§ Problem requirements:
In the listing below, pick out lines with "grid".

§ Provided records:
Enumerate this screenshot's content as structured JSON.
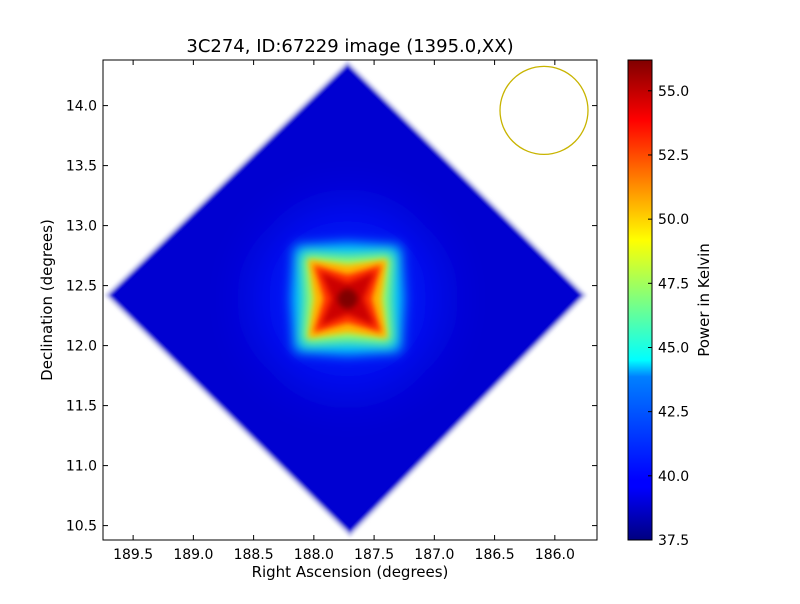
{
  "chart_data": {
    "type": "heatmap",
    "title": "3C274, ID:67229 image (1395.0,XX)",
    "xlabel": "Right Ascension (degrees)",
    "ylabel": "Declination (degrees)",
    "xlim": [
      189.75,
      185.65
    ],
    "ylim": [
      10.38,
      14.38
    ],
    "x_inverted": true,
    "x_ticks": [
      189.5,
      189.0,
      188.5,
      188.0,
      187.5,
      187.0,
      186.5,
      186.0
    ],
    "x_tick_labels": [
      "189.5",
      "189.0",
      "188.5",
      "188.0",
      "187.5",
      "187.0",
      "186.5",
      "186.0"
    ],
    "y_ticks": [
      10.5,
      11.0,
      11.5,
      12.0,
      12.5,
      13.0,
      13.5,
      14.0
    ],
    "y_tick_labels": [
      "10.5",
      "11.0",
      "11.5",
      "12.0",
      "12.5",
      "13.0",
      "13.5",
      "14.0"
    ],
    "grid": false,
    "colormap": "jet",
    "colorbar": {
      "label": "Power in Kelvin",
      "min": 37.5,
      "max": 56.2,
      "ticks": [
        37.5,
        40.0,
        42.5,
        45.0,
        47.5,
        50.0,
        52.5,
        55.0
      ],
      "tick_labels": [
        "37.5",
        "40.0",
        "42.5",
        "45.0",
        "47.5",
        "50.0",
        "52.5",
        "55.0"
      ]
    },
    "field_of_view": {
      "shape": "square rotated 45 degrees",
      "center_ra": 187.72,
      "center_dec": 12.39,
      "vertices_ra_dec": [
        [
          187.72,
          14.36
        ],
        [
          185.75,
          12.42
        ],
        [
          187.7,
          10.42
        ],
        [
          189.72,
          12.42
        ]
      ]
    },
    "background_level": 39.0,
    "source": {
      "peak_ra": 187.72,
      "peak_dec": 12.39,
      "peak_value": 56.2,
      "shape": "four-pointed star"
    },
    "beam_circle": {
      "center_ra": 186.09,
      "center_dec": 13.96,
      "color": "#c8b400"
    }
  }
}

--

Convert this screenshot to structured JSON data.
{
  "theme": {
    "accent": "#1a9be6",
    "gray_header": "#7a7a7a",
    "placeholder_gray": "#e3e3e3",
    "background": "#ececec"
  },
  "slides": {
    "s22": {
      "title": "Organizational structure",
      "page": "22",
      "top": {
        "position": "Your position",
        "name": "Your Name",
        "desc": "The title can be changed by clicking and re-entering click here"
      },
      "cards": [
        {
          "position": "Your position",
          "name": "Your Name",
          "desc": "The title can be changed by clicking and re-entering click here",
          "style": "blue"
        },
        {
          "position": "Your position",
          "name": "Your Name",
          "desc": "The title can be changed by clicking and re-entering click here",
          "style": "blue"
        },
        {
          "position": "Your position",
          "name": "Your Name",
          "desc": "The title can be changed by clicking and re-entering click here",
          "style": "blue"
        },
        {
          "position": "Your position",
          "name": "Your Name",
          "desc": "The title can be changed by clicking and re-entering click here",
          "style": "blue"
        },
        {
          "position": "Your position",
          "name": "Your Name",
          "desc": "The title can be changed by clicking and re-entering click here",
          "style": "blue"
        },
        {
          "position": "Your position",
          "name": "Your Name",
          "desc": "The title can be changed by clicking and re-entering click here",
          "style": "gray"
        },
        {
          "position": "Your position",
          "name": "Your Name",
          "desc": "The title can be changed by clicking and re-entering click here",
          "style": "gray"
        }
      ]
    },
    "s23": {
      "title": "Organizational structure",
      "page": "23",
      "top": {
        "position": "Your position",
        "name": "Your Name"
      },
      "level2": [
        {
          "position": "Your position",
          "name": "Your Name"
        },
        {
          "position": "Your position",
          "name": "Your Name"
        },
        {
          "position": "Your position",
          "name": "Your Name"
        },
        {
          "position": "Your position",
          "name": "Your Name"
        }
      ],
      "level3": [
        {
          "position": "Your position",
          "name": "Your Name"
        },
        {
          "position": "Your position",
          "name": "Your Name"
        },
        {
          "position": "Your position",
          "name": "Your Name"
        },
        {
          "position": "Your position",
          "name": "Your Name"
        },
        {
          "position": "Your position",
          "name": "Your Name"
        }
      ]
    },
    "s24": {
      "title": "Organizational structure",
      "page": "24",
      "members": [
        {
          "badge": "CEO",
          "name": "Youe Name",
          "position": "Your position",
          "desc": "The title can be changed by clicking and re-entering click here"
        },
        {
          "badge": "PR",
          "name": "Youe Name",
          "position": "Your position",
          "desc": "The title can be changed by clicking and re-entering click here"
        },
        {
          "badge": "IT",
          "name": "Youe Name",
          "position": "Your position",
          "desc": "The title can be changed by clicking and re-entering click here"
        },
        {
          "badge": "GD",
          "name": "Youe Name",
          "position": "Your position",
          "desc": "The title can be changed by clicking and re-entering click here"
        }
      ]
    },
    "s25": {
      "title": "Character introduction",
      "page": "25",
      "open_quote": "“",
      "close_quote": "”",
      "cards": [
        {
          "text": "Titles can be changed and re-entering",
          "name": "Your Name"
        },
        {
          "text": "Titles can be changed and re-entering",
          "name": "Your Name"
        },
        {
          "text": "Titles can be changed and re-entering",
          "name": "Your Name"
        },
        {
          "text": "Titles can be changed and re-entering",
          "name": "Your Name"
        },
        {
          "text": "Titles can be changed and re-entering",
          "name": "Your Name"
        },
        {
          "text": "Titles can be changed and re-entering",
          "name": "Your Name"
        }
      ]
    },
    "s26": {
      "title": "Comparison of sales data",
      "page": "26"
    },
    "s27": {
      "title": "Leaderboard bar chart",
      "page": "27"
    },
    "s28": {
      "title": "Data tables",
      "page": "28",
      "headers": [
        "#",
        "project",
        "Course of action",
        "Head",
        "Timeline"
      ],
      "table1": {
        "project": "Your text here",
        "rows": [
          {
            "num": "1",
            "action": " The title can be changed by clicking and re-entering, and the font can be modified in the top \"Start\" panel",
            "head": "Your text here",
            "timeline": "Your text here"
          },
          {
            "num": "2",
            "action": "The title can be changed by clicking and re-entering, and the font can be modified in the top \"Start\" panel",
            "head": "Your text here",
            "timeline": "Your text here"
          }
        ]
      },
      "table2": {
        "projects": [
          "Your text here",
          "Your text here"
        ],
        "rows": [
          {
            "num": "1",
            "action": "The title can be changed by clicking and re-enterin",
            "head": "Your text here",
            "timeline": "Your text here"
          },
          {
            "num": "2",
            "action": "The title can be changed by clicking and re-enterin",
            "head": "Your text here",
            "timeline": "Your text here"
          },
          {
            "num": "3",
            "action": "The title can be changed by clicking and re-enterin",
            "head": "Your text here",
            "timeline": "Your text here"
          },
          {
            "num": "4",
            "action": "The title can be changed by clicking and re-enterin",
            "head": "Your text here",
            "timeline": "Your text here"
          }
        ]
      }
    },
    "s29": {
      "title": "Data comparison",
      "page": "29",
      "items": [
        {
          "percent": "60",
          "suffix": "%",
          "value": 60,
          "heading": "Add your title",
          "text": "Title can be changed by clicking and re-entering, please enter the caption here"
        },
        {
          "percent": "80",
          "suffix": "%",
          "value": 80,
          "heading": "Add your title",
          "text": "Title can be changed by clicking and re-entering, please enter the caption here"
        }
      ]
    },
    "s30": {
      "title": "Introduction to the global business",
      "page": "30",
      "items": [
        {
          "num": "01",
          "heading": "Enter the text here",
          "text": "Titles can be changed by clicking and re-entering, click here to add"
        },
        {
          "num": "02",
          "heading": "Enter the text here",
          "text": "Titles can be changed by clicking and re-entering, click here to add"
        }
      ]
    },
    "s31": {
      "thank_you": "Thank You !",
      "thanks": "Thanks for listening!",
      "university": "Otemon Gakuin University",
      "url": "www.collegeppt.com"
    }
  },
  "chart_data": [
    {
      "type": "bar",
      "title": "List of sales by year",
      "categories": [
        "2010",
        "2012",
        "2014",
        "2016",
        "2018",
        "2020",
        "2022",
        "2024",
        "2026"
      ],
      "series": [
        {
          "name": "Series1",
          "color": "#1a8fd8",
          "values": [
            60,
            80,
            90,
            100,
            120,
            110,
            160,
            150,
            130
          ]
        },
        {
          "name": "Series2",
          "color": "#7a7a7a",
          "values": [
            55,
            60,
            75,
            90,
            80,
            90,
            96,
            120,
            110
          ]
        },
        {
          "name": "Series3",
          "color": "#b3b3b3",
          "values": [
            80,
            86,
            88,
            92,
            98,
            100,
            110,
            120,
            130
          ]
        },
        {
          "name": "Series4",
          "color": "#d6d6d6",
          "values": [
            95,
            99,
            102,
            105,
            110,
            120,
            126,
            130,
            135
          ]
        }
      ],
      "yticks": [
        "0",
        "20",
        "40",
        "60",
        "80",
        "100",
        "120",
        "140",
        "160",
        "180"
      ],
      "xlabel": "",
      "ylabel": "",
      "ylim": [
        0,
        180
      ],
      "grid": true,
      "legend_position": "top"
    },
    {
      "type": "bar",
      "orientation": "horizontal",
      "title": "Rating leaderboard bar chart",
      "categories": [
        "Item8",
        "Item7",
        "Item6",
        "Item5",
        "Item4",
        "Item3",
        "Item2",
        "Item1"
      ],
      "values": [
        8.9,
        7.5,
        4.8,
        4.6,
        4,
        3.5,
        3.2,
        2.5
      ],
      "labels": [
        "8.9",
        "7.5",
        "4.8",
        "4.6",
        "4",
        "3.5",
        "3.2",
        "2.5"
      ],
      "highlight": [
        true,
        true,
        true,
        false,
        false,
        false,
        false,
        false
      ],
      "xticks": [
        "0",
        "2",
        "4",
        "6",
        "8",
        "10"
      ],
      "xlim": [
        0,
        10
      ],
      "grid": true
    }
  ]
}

* * *

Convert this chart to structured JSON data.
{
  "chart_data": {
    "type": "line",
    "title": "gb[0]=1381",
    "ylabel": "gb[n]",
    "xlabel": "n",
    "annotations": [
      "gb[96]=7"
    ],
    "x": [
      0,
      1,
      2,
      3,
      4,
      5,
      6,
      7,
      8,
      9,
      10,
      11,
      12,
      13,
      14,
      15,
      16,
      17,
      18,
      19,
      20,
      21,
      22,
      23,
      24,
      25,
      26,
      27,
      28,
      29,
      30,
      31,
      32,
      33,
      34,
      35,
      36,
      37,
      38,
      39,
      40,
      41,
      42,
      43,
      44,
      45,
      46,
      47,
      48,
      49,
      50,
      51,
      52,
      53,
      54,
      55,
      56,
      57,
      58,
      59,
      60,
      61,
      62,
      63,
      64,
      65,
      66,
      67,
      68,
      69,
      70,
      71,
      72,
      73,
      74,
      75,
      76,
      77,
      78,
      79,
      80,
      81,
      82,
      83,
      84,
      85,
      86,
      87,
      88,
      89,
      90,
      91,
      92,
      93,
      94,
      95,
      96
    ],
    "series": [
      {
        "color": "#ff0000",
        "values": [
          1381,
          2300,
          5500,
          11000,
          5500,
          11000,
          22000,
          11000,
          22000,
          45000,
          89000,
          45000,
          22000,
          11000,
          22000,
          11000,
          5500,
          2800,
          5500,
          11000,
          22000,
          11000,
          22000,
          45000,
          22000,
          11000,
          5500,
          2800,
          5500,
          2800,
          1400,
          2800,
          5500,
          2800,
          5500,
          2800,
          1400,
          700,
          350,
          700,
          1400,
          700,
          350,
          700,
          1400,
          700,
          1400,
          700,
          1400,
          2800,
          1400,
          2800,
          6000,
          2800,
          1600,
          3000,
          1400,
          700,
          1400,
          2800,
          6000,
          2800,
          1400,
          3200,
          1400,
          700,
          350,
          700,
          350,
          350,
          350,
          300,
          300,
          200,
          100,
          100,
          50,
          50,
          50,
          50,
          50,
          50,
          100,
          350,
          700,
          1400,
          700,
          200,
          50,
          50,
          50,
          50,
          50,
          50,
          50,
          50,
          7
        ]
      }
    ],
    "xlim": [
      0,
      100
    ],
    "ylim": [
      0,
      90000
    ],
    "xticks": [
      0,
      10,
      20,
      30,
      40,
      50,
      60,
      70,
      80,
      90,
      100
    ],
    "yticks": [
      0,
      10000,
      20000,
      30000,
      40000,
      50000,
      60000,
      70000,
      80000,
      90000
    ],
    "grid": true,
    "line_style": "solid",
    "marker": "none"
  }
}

§ Full solution:
    "grid": false,
      "grid": true,
      "grid": true
    "grid": true,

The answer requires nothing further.